● **Given entries**:
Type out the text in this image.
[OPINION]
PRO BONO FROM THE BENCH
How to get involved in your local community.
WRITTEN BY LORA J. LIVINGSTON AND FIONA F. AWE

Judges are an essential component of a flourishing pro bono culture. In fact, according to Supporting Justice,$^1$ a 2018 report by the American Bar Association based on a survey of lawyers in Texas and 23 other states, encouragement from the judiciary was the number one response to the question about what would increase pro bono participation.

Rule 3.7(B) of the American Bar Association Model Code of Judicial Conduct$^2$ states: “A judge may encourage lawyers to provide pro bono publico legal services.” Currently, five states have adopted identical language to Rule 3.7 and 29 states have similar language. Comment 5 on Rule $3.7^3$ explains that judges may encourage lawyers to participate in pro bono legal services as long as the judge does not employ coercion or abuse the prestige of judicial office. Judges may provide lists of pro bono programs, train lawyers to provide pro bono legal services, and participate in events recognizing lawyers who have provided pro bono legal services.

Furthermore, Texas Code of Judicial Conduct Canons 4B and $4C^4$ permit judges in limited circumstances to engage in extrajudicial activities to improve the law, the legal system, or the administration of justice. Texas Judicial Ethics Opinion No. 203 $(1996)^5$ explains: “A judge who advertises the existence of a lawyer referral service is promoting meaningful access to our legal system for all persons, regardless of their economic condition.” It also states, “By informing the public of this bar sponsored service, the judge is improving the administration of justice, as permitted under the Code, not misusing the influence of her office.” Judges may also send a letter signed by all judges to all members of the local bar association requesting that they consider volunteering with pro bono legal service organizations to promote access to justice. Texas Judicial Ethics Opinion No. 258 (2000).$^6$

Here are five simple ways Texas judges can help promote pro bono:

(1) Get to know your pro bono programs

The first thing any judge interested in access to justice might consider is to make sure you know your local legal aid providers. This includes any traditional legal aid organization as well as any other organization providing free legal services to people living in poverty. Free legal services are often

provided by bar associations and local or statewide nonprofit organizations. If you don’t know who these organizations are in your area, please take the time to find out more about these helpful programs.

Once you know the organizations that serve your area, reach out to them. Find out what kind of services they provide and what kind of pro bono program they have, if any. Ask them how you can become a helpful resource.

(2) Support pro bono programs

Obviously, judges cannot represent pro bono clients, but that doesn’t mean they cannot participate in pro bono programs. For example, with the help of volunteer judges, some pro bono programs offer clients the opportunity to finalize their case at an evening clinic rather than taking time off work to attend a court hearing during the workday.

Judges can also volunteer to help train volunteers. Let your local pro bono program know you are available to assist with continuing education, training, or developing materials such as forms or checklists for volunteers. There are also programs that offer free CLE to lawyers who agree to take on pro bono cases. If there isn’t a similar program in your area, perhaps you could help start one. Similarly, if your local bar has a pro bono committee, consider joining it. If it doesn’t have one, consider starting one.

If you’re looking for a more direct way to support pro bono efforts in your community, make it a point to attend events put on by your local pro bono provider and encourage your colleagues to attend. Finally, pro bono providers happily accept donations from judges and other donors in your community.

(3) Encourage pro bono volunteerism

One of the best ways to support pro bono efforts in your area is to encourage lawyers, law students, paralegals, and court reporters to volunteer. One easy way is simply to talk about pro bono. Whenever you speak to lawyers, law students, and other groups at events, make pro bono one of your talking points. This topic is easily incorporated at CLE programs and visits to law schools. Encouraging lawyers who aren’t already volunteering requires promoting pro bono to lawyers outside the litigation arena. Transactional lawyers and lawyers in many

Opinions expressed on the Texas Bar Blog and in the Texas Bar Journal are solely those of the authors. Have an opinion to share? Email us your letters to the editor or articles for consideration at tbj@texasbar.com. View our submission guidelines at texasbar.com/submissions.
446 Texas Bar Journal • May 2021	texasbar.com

● **Task**: Repeat the records above exactly, leaving none out.

● **Exercise result**:
Type out the text in this image.
[OPINION]
PRO BONO FROM THE BENCH
How to get involved in your local community.
WRITTEN BY LORA J. LIVINGSTON AND FIONA F. AWE

Judges are an essential component of a flourishing pro bono culture. In fact, according to Supporting Justice,$^1$ a 2018 report by the American Bar Association based on a survey of lawyers in Texas and 23 other states, encouragement from the judiciary was the number one response to the question about what would increase pro bono participation.

Rule 3.7(B) of the American Bar Association Model Code of Judicial Conduct$^2$ states: “A judge may encourage lawyers to provide pro bono publico legal services.” Currently, five states have adopted identical language to Rule 3.7 and 29 states have similar language. Comment 5 on Rule $3.7^3$ explains that judges may encourage lawyers to participate in pro bono legal services as long as the judge does not employ coercion or abuse the prestige of judicial office. Judges may provide lists of pro bono programs, train lawyers to provide pro bono legal services, and participate in events recognizing lawyers who have provided pro bono legal services.

Furthermore, Texas Code of Judicial Conduct Canons 4B and $4C^4$ permit judges in limited circumstances to engage in extrajudicial activities to improve the law, the legal system, or the administration of justice. Texas Judicial Ethics Opinion No. 203 $(1996)^5$ explains: “A judge who advertises the existence of a lawyer referral service is promoting meaningful access to our legal system for all persons, regardless of their economic condition.” It also states, “By informing the public of this bar sponsored service, the judge is improving the administration of justice, as permitted under the Code, not misusing the influence of her office.” Judges may also send a letter signed by all judges to all members of the local bar association requesting that they consider volunteering with pro bono legal service organizations to promote access to justice. Texas Judicial Ethics Opinion No. 258 (2000).$^6$

Here are five simple ways Texas judges can help promote pro bono:

(1) Get to know your pro bono programs

The first thing any judge interested in access to justice might consider is to make sure you know your local legal aid providers. This includes any traditional legal aid organization as well as any other organization providing free legal services to people living in poverty. Free legal services are often

provided by bar associations and local or statewide nonprofit organizations. If you don’t know who these organizations are in your area, please take the time to find out more about these helpful programs.

Once you know the organizations that serve your area, reach out to them. Find out what kind of services they provide and what kind of pro bono program they have, if any. Ask them how you can become a helpful resource.

(2) Support pro bono programs

Obviously, judges cannot represent pro bono clients, but that doesn’t mean they cannot participate in pro bono programs. For example, with the help of volunteer judges, some pro bono programs offer clients the opportunity to finalize their case at an evening clinic rather than taking time off work to attend a court hearing during the workday.

Judges can also volunteer to help train volunteers. Let your local pro bono program know you are available to assist with continuing education, training, or developing materials such as forms or checklists for volunteers. There are also programs that offer free CLE to lawyers who agree to take on pro bono cases. If there isn’t a similar program in your area, perhaps you could help start one. Similarly, if your local bar has a pro bono committee, consider joining it. If it doesn’t have one, consider starting one.

If you’re looking for a more direct way to support pro bono efforts in your community, make it a point to attend events put on by your local pro bono provider and encourage your colleagues to attend. Finally, pro bono providers happily accept donations from judges and other donors in your community.

(3) Encourage pro bono volunteerism

One of the best ways to support pro bono efforts in your area is to encourage lawyers, law students, paralegals, and court reporters to volunteer. One easy way is simply to talk about pro bono. Whenever you speak to lawyers, law students, and other groups at events, make pro bono one of your talking points. This topic is easily incorporated at CLE programs and visits to law schools. Encouraging lawyers who aren’t already volunteering requires promoting pro bono to lawyers outside the litigation arena. Transactional lawyers and lawyers in many

Opinions expressed on the Texas Bar Blog and in the Texas Bar Journal are solely those of the authors. Have an opinion to share? Email us your letters to the editor or articles for consideration at tbj@texasbar.com. View our submission guidelines at texasbar.com/submissions.
446 Texas Bar Journal • May 2021	texasbar.com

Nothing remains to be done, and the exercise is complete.